This past weekend I went to a Young Life conference in Wheeling, WV. It is in the northern part of the state, so my roommate and I drove 6 hours to get there. I think I've talked about Young Life before, but it is basically a youth group for kids that go to a certain school or are in a certain area. Dan, Laura, and I are trying to...with God's help...get this started in McDowell. At first, I was being selfish and felt like it was a waste of money and time to go to this conference. I then prayed about my attitude, and Saturday night, Jesus spoke loudly.
Scott, the director of Young Life in WV stood up to report to the group of 500 attendees about the progress in the state this year. Then he randomly asked Laura and I to stand up and told about our story and how we are trying to get it started here. He explained the location and struggles of McDowell...some that I forget at times. Hearing him talk about the project that GOD has handed us in our laps...that we have prayed for...was so humbling. I spent a year praying about what God had for me in the terms of ministry last year. This year He brings Scott into our path and Young Life. God has given us the forming of a surplus of committee members from the community who are willing to give us full support. I realized that God has brought everything together and equipped us for everything that we could possibly need to start this amazing and exciting ministry that would impact young people to Jesus. Why would I look to anything else? I instantly felt everything I've been praying and bringing to God these past few months make sense. This currently is my ministry, and I am soooo excited about it! Then, the song "Our God" was sung. This is already one of my favorite songs. The words say that our God is the one who brings light to darkness and takes away the ashes. When He is for us, what can we fear? Nothing can stand against us. Again, more confirmation. I have to stop fearing God's plan for me. He loves me more than I can even comprehend and wants only what is best for me. I was filled to the max with this amazing and indescribable love this weekend. I know that Young Life is no coincidence but the answering of a loving God for these teenagers and for us who will be blessed by getting to share hearts with these kids. Yeah...pretty huge weekend! I am still thanking God for His voice and for allowing me to get away to hear Him more clearly. I'm not certain that God will not lead somewhere else. But for the first time, I am EXCITED to be in War and to be here as long as Jesus tells me to be here. Also, I'm incredibly humbled that He has called us to be a part of something so life impacting for the Kingdom.

## CHALLENGE 1
Count the lines in the entries below that contain the string "shape", matching case exactly. Give only the number.

## MATERIAL PROVIDED
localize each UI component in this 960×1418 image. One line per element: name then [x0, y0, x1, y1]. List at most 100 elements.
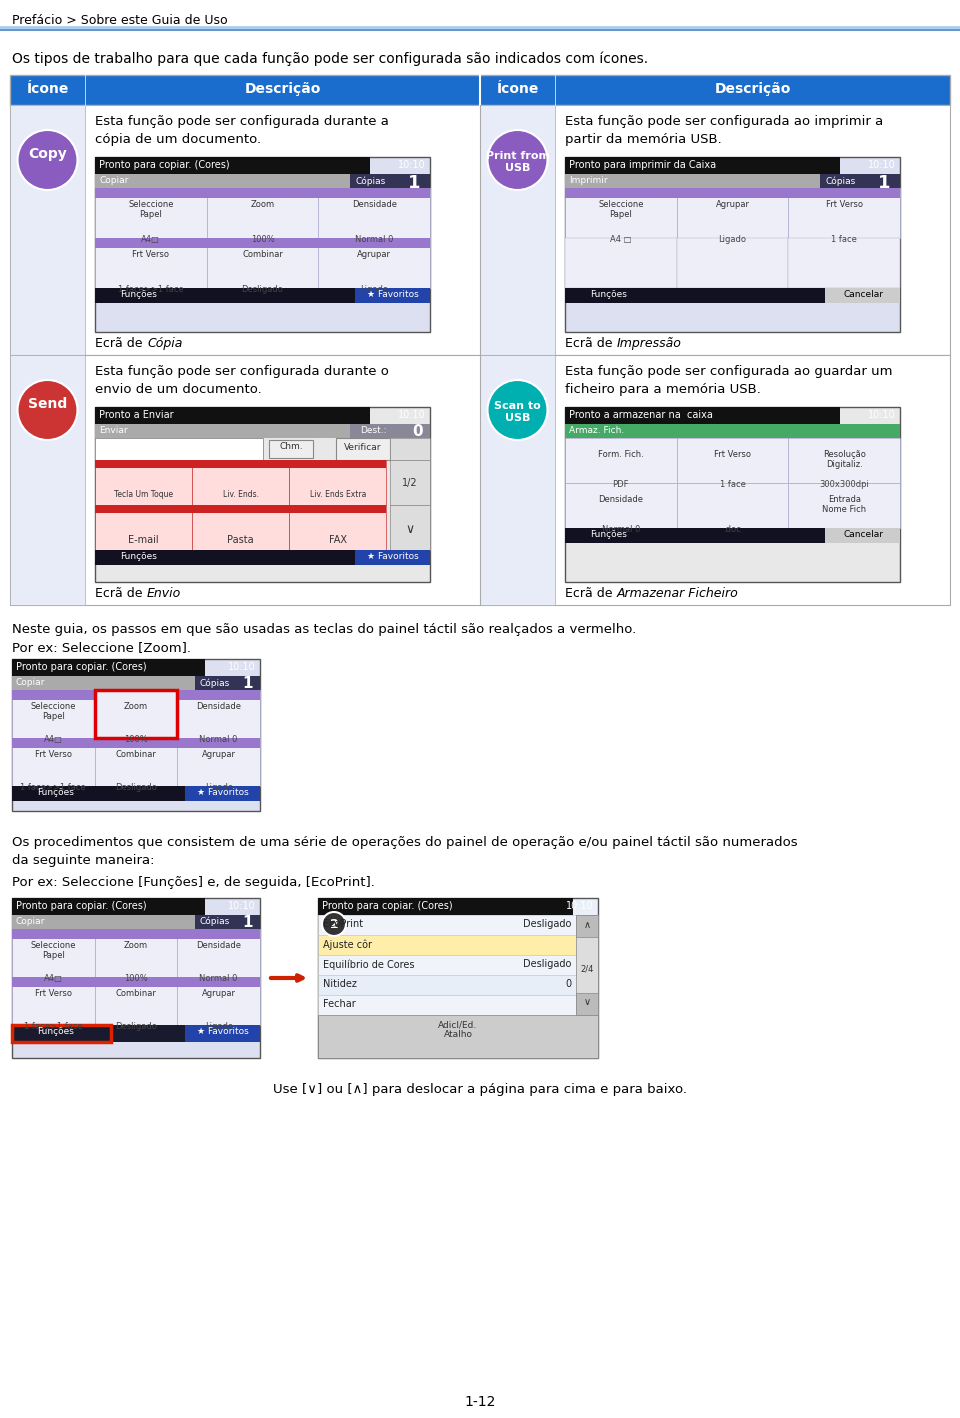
Text: Desligado: Desligado	[115, 783, 156, 793]
Text: ★ Favoritos: ★ Favoritos	[367, 291, 419, 299]
Text: Densidade: Densidade	[598, 495, 643, 503]
Bar	[95, 459, 192, 505]
Bar	[12, 659, 205, 676]
Bar	[95, 157, 430, 332]
Bar	[390, 505, 430, 550]
Text: Frt Verso: Frt Verso	[35, 750, 72, 759]
Text: 1/2: 1/2	[402, 478, 418, 488]
Bar	[576, 915, 598, 937]
Bar	[95, 977, 178, 987]
Text: 10:10: 10:10	[398, 410, 426, 420]
Bar	[480, 105, 555, 354]
Bar	[318, 898, 573, 915]
Bar	[95, 977, 178, 1025]
Bar	[788, 438, 900, 484]
Bar	[12, 929, 95, 977]
Text: 1: 1	[878, 174, 891, 191]
Text: Pronto para imprimir da Caixa: Pronto para imprimir da Caixa	[569, 160, 716, 170]
Circle shape	[17, 130, 78, 190]
Text: Cópias: Cópias	[200, 678, 230, 688]
Text: FAX: FAX	[329, 535, 347, 545]
Bar	[185, 1025, 260, 1042]
Text: Liv. Ends Extra: Liv. Ends Extra	[310, 491, 366, 499]
Text: Funções: Funções	[590, 530, 627, 539]
Text: 10:10: 10:10	[868, 410, 896, 420]
Bar	[10, 105, 950, 354]
Text: 100%: 100%	[124, 735, 148, 744]
Text: Chm.: Chm.	[279, 442, 302, 451]
Bar	[195, 676, 260, 691]
Text: Pronto para copiar. (Cores): Pronto para copiar. (Cores)	[16, 900, 147, 910]
Bar	[12, 1025, 111, 1042]
Text: da seguinte maneira:: da seguinte maneira:	[12, 854, 155, 866]
Bar	[192, 459, 289, 468]
Text: Use [∨] ou [∧] para deslocar a página para cima e para baixo.: Use [∨] ou [∧] para deslocar a página pa…	[273, 1083, 687, 1096]
Text: Enviar: Enviar	[99, 425, 128, 435]
Text: Agrupar: Agrupar	[715, 200, 750, 208]
Bar	[185, 786, 260, 801]
Bar	[95, 691, 178, 700]
Bar	[95, 929, 178, 939]
Text: A4□: A4□	[141, 235, 160, 244]
Text: Ligado: Ligado	[360, 285, 388, 294]
Bar	[206, 238, 319, 248]
Text: Ecrã de: Ecrã de	[565, 337, 616, 350]
Bar	[318, 934, 576, 954]
Bar	[576, 993, 598, 1015]
Text: ★ Favoritos: ★ Favoritos	[197, 1027, 249, 1037]
Text: Armaz. Fich.: Armaz. Fich.	[569, 425, 624, 435]
Text: Pronto a Enviar: Pronto a Enviar	[99, 410, 174, 420]
Bar	[12, 898, 260, 1058]
Bar	[206, 189, 319, 238]
Text: Ecrã de: Ecrã de	[565, 587, 616, 600]
Text: Cópia: Cópia	[147, 337, 182, 350]
Text: Por ex: Seleccione [Zoom].: Por ex: Seleccione [Zoom].	[12, 641, 191, 654]
Text: Zoom: Zoom	[251, 200, 275, 208]
Bar	[95, 459, 192, 468]
Text: 10:10: 10:10	[566, 900, 594, 910]
Text: Cópias: Cópias	[355, 176, 385, 186]
Text: Funções: Funções	[590, 291, 627, 299]
Text: Zoom: Zoom	[124, 702, 148, 710]
Text: 1 face: 1 face	[831, 235, 857, 244]
Text: Neste guia, os passos em que são usadas as teclas do painel táctil são realçados: Neste guia, os passos em que são usadas …	[12, 623, 636, 637]
Bar	[95, 407, 370, 424]
Text: Dest.:: Dest.:	[360, 425, 387, 435]
Text: Agrupar: Agrupar	[357, 250, 391, 259]
Text: Desligado: Desligado	[522, 959, 571, 968]
Bar	[289, 505, 387, 513]
Text: E-mail: E-mail	[129, 535, 159, 545]
Bar	[289, 459, 387, 505]
Text: Cancelar: Cancelar	[843, 291, 883, 299]
Text: Copy: Copy	[28, 147, 67, 162]
Text: Ligado: Ligado	[718, 235, 747, 244]
Bar	[318, 995, 576, 1015]
Text: Armazenar Ficheiro: Armazenar Ficheiro	[617, 587, 739, 600]
Bar	[677, 189, 788, 238]
Text: Pronto para copiar. (Cores): Pronto para copiar. (Cores)	[322, 900, 452, 910]
Bar	[12, 977, 95, 987]
Text: envio de um documento.: envio de um documento.	[95, 383, 262, 396]
Text: Descrição: Descrição	[244, 82, 321, 96]
Bar	[95, 174, 430, 189]
Bar	[390, 438, 430, 459]
Bar	[565, 238, 677, 288]
Text: Agrupar: Agrupar	[202, 750, 235, 759]
Text: Print from
USB: Print from USB	[486, 150, 549, 173]
Text: Envio: Envio	[147, 587, 181, 600]
Text: Por ex: Seleccione [Funções] e, de seguida, [EcoPrint].: Por ex: Seleccione [Funções] e, de segui…	[12, 876, 374, 889]
Bar	[95, 438, 262, 459]
Bar	[825, 527, 900, 543]
Text: 0: 0	[564, 978, 571, 988]
Text: Scan to
USB: Scan to USB	[494, 401, 540, 423]
Bar	[111, 1025, 260, 1042]
Text: 10:10: 10:10	[228, 662, 256, 672]
Circle shape	[322, 912, 346, 936]
Text: A4□: A4□	[44, 735, 62, 744]
Bar	[565, 157, 840, 174]
Bar	[319, 238, 430, 248]
Bar	[565, 189, 677, 199]
Bar	[195, 915, 260, 929]
Bar	[12, 691, 95, 700]
Bar	[565, 527, 900, 543]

## CHALLENGE 2
Answer these questions about the Young Life conference post:
(a) In what city was the conference held?
(b) How many attendees were in the group that Scott addressed?
(c) What song was sung after Scott's report?

## RIGHT ANSWER 1
2

## RIGHT ANSWER 2
(a) Wheeling, WV
(b) 500
(c) "Our God"